• [GIVEN EXERCISE]: Copy each line below in which the word "Growth" occurs.

Figure dataset records:

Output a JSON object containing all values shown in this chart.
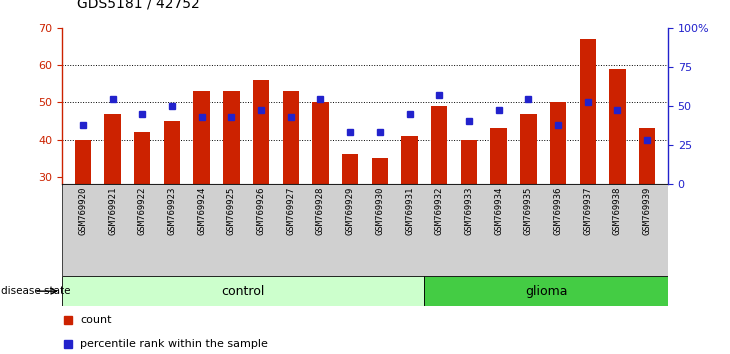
{
  "title": "GDS5181 / 42752",
  "samples": [
    "GSM769920",
    "GSM769921",
    "GSM769922",
    "GSM769923",
    "GSM769924",
    "GSM769925",
    "GSM769926",
    "GSM769927",
    "GSM769928",
    "GSM769929",
    "GSM769930",
    "GSM769931",
    "GSM769932",
    "GSM769933",
    "GSM769934",
    "GSM769935",
    "GSM769936",
    "GSM769937",
    "GSM769938",
    "GSM769939"
  ],
  "bar_values": [
    40,
    47,
    42,
    45,
    53,
    53,
    56,
    53,
    50,
    36,
    35,
    41,
    49,
    40,
    43,
    47,
    50,
    67,
    59,
    43
  ],
  "dot_values": [
    44,
    51,
    47,
    49,
    46,
    46,
    48,
    46,
    51,
    42,
    42,
    47,
    52,
    45,
    48,
    51,
    44,
    50,
    48,
    40
  ],
  "control_count": 12,
  "glioma_count": 8,
  "ylim_left": [
    28,
    70
  ],
  "yticks_left": [
    30,
    40,
    50,
    60,
    70
  ],
  "grid_lines": [
    40,
    50,
    60
  ],
  "ylim_right": [
    0,
    100
  ],
  "yticks_right": [
    0,
    25,
    50,
    75,
    100
  ],
  "ytick_right_labels": [
    "0",
    "25",
    "50",
    "75",
    "100%"
  ],
  "bar_color": "#cc2200",
  "dot_color": "#2222cc",
  "xticklabel_bg": "#d0d0d0",
  "control_color": "#ccffcc",
  "glioma_color": "#44cc44",
  "bar_width": 0.55,
  "legend_items": [
    "count",
    "percentile rank within the sample"
  ],
  "title_fontsize": 10,
  "axis_fontsize": 8,
  "label_fontsize": 6.5
}
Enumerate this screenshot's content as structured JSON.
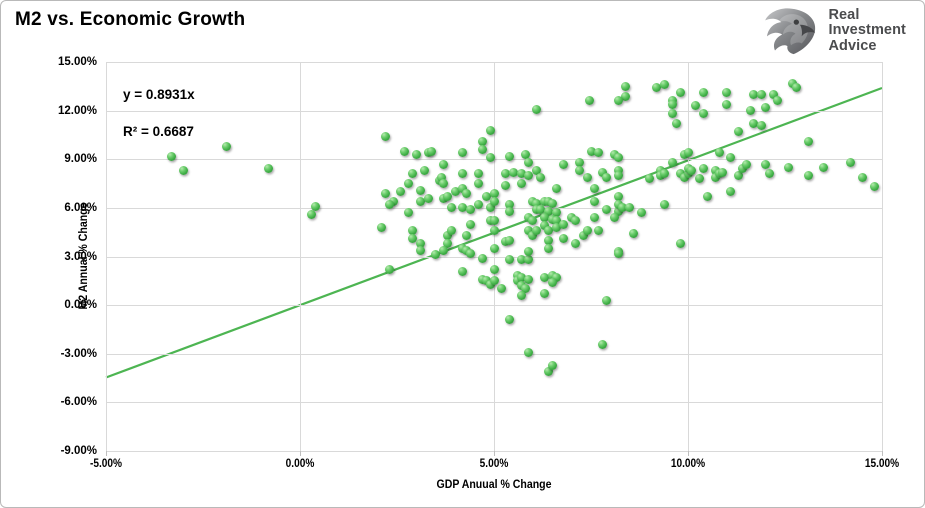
{
  "header": {
    "title": "M2 vs. Economic Growth"
  },
  "logo": {
    "icon": "eagle-shield-icon",
    "lines": [
      "Real",
      "Investment",
      "Advice"
    ],
    "text_color": "#4b4c4e",
    "icon_gradient": [
      "#c6c7c9",
      "#87898c",
      "#55565a"
    ]
  },
  "colors": {
    "marker_fill": "#3fae46",
    "marker_highlight": "#b5e9ae",
    "marker_edge": "#2b8432",
    "trendline": "#4db552",
    "gridline": "#d9d9d9",
    "text": "#000000",
    "background": "#ffffff",
    "frame_border": "#b9b9b9"
  },
  "chart_data": {
    "type": "scatter",
    "title": "M2 vs. Economic Growth",
    "xlabel": "GDP Anuual % Change",
    "ylabel": "M2 Annual % Change",
    "xlim": [
      -5,
      15
    ],
    "ylim": [
      -9,
      15
    ],
    "x_ticks": [
      -5,
      0,
      5,
      10,
      15
    ],
    "x_tick_labels": [
      "-5.00%",
      "0.00%",
      "5.00%",
      "10.00%",
      "15.00%"
    ],
    "y_ticks": [
      15,
      12,
      9,
      6,
      3,
      0,
      -3,
      -6,
      -9
    ],
    "y_tick_labels": [
      "15.00%",
      "12.00%",
      "9.00%",
      "6.00%",
      "3.00%",
      "0.00%",
      "-3.00%",
      "-6.00%",
      "-9.00%"
    ],
    "grid": true,
    "legend": false,
    "annotation": {
      "line1": "y = 0.8931x",
      "line2": "R² = 0.6687"
    },
    "trendline": {
      "slope": 0.8931,
      "intercept": 0,
      "x_start": -5,
      "x_end": 15
    },
    "units": "percent",
    "points": [
      [
        -3.3,
        9.2
      ],
      [
        -3.0,
        8.3
      ],
      [
        -1.9,
        9.8
      ],
      [
        -0.8,
        8.4
      ],
      [
        0.4,
        6.1
      ],
      [
        0.3,
        5.6
      ],
      [
        2.2,
        10.4
      ],
      [
        2.7,
        9.5
      ],
      [
        3.0,
        9.3
      ],
      [
        2.2,
        6.9
      ],
      [
        2.4,
        6.4
      ],
      [
        2.3,
        6.2
      ],
      [
        2.1,
        4.8
      ],
      [
        2.8,
        7.5
      ],
      [
        2.6,
        7.0
      ],
      [
        2.8,
        5.7
      ],
      [
        2.9,
        4.6
      ],
      [
        2.9,
        4.1
      ],
      [
        2.9,
        8.1
      ],
      [
        2.3,
        2.2
      ],
      [
        3.3,
        9.4
      ],
      [
        3.4,
        9.5
      ],
      [
        3.1,
        7.1
      ],
      [
        3.2,
        8.3
      ],
      [
        3.1,
        6.4
      ],
      [
        3.3,
        6.6
      ],
      [
        3.1,
        3.8
      ],
      [
        3.7,
        8.7
      ],
      [
        3.6,
        7.7
      ],
      [
        3.65,
        7.85
      ],
      [
        3.7,
        7.5
      ],
      [
        3.7,
        6.6
      ],
      [
        3.8,
        6.7
      ],
      [
        3.8,
        4.3
      ],
      [
        3.9,
        4.6
      ],
      [
        3.8,
        3.8
      ],
      [
        3.9,
        6.0
      ],
      [
        4.0,
        7.0
      ],
      [
        3.1,
        3.4
      ],
      [
        3.5,
        3.1
      ],
      [
        3.7,
        3.4
      ],
      [
        4.2,
        9.4
      ],
      [
        4.2,
        7.2
      ],
      [
        4.2,
        8.1
      ],
      [
        4.3,
        6.9
      ],
      [
        4.2,
        6.0
      ],
      [
        4.4,
        5.9
      ],
      [
        4.4,
        5.0
      ],
      [
        4.3,
        4.3
      ],
      [
        4.7,
        10.1
      ],
      [
        4.7,
        9.6
      ],
      [
        4.9,
        10.8
      ],
      [
        4.9,
        9.1
      ],
      [
        4.6,
        8.1
      ],
      [
        4.6,
        7.5
      ],
      [
        4.8,
        6.7
      ],
      [
        4.6,
        6.2
      ],
      [
        4.9,
        6.0
      ],
      [
        4.9,
        5.2
      ],
      [
        4.2,
        3.5
      ],
      [
        4.3,
        3.4
      ],
      [
        4.4,
        3.2
      ],
      [
        4.2,
        2.1
      ],
      [
        4.7,
        2.9
      ],
      [
        4.7,
        1.6
      ],
      [
        4.8,
        1.5
      ],
      [
        4.9,
        1.3
      ],
      [
        5.4,
        9.2
      ],
      [
        5.8,
        9.3
      ],
      [
        5.9,
        8.8
      ],
      [
        5.3,
        8.1
      ],
      [
        5.5,
        8.2
      ],
      [
        5.7,
        8.1
      ],
      [
        5.9,
        8.0
      ],
      [
        5.3,
        7.4
      ],
      [
        5.7,
        7.5
      ],
      [
        6.1,
        12.1
      ],
      [
        5.0,
        6.9
      ],
      [
        5.0,
        6.4
      ],
      [
        5.4,
        6.2
      ],
      [
        5.4,
        5.8
      ],
      [
        5.9,
        5.4
      ],
      [
        6.0,
        5.2
      ],
      [
        5.9,
        4.6
      ],
      [
        6.0,
        4.3
      ],
      [
        5.3,
        3.9
      ],
      [
        5.4,
        4.0
      ],
      [
        5.0,
        5.2
      ],
      [
        5.0,
        4.6
      ],
      [
        5.0,
        3.5
      ],
      [
        5.4,
        2.8
      ],
      [
        5.7,
        2.8
      ],
      [
        5.9,
        2.8
      ],
      [
        5.9,
        3.3
      ],
      [
        5.0,
        2.2
      ],
      [
        5.0,
        1.5
      ],
      [
        5.2,
        1.0
      ],
      [
        5.6,
        1.8
      ],
      [
        5.6,
        1.5
      ],
      [
        5.7,
        1.7
      ],
      [
        5.9,
        1.6
      ],
      [
        5.7,
        1.2
      ],
      [
        5.8,
        1.0
      ],
      [
        5.7,
        0.6
      ],
      [
        5.4,
        -0.9
      ],
      [
        5.9,
        -2.9
      ],
      [
        6.1,
        8.3
      ],
      [
        6.2,
        7.9
      ],
      [
        6.6,
        7.2
      ],
      [
        6.8,
        8.7
      ],
      [
        6.0,
        6.4
      ],
      [
        6.1,
        6.3
      ],
      [
        6.3,
        6.4
      ],
      [
        6.1,
        5.9
      ],
      [
        6.2,
        5.9
      ],
      [
        6.4,
        6.4
      ],
      [
        6.5,
        6.3
      ],
      [
        6.4,
        5.8
      ],
      [
        6.6,
        5.7
      ],
      [
        6.3,
        5.4
      ],
      [
        6.5,
        5.3
      ],
      [
        6.6,
        5.2
      ],
      [
        6.3,
        4.9
      ],
      [
        6.1,
        4.6
      ],
      [
        6.4,
        4.6
      ],
      [
        6.6,
        4.8
      ],
      [
        6.8,
        5.0
      ],
      [
        6.4,
        4.0
      ],
      [
        6.8,
        4.1
      ],
      [
        6.4,
        3.5
      ],
      [
        6.3,
        1.7
      ],
      [
        6.5,
        1.8
      ],
      [
        6.6,
        1.7
      ],
      [
        6.5,
        1.4
      ],
      [
        6.3,
        0.7
      ],
      [
        6.4,
        -4.1
      ],
      [
        6.5,
        -3.7
      ],
      [
        7.2,
        8.8
      ],
      [
        7.2,
        8.3
      ],
      [
        7.5,
        9.5
      ],
      [
        7.7,
        9.4
      ],
      [
        7.4,
        7.9
      ],
      [
        7.8,
        8.2
      ],
      [
        7.9,
        7.9
      ],
      [
        7.6,
        7.2
      ],
      [
        7.0,
        5.4
      ],
      [
        7.1,
        5.2
      ],
      [
        7.6,
        6.4
      ],
      [
        7.6,
        5.4
      ],
      [
        7.9,
        5.9
      ],
      [
        7.3,
        4.3
      ],
      [
        7.4,
        4.6
      ],
      [
        7.1,
        3.8
      ],
      [
        7.7,
        4.6
      ],
      [
        7.45,
        12.6
      ],
      [
        7.9,
        0.3
      ],
      [
        7.8,
        -2.4
      ],
      [
        8.2,
        5.8
      ],
      [
        8.1,
        5.4
      ],
      [
        8.2,
        8.3
      ],
      [
        8.1,
        9.3
      ],
      [
        8.2,
        3.3
      ],
      [
        8.4,
        13.5
      ],
      [
        8.4,
        12.9
      ],
      [
        8.2,
        12.6
      ],
      [
        8.2,
        9.1
      ],
      [
        8.2,
        8.0
      ],
      [
        8.2,
        6.7
      ],
      [
        8.2,
        6.2
      ],
      [
        8.3,
        6.0
      ],
      [
        8.5,
        6.0
      ],
      [
        8.8,
        5.7
      ],
      [
        8.6,
        4.4
      ],
      [
        8.2,
        3.2
      ],
      [
        9.2,
        13.4
      ],
      [
        9.4,
        13.6
      ],
      [
        9.8,
        13.1
      ],
      [
        9.6,
        12.6
      ],
      [
        9.6,
        12.4
      ],
      [
        9.6,
        11.8
      ],
      [
        9.7,
        11.2
      ],
      [
        9.0,
        7.8
      ],
      [
        9.3,
        8.3
      ],
      [
        9.3,
        8.0
      ],
      [
        9.4,
        8.1
      ],
      [
        9.6,
        8.8
      ],
      [
        9.9,
        9.3
      ],
      [
        10.0,
        9.4
      ],
      [
        9.8,
        8.1
      ],
      [
        9.9,
        7.9
      ],
      [
        9.4,
        6.2
      ],
      [
        9.8,
        3.8
      ],
      [
        10.4,
        13.1
      ],
      [
        10.2,
        12.3
      ],
      [
        10.4,
        11.8
      ],
      [
        10.0,
        8.1
      ],
      [
        10.0,
        8.4
      ],
      [
        10.1,
        8.3
      ],
      [
        10.3,
        7.8
      ],
      [
        10.4,
        8.4
      ],
      [
        10.5,
        6.7
      ],
      [
        10.7,
        8.3
      ],
      [
        10.8,
        9.4
      ],
      [
        10.7,
        7.9
      ],
      [
        10.8,
        8.1
      ],
      [
        10.9,
        8.2
      ],
      [
        11.0,
        13.1
      ],
      [
        11.0,
        12.4
      ],
      [
        11.3,
        10.7
      ],
      [
        11.6,
        12.0
      ],
      [
        11.7,
        13.0
      ],
      [
        11.1,
        9.1
      ],
      [
        11.1,
        7.0
      ],
      [
        11.3,
        8.0
      ],
      [
        11.4,
        8.4
      ],
      [
        11.5,
        8.7
      ],
      [
        11.7,
        11.2
      ],
      [
        11.9,
        13.0
      ],
      [
        11.9,
        11.1
      ],
      [
        12.0,
        12.2
      ],
      [
        12.7,
        13.7
      ],
      [
        12.8,
        13.4
      ],
      [
        12.2,
        13.0
      ],
      [
        12.3,
        12.6
      ],
      [
        13.1,
        10.1
      ],
      [
        12.0,
        8.7
      ],
      [
        12.1,
        8.1
      ],
      [
        12.6,
        8.5
      ],
      [
        13.1,
        8.0
      ],
      [
        13.5,
        8.5
      ],
      [
        14.2,
        8.8
      ],
      [
        14.5,
        7.9
      ],
      [
        14.8,
        7.3
      ]
    ]
  }
}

• [WRITTEN RESPONSE]:
    "title": "M2 vs. Economic Growth"
    "title": "M2 vs. Economic Growth",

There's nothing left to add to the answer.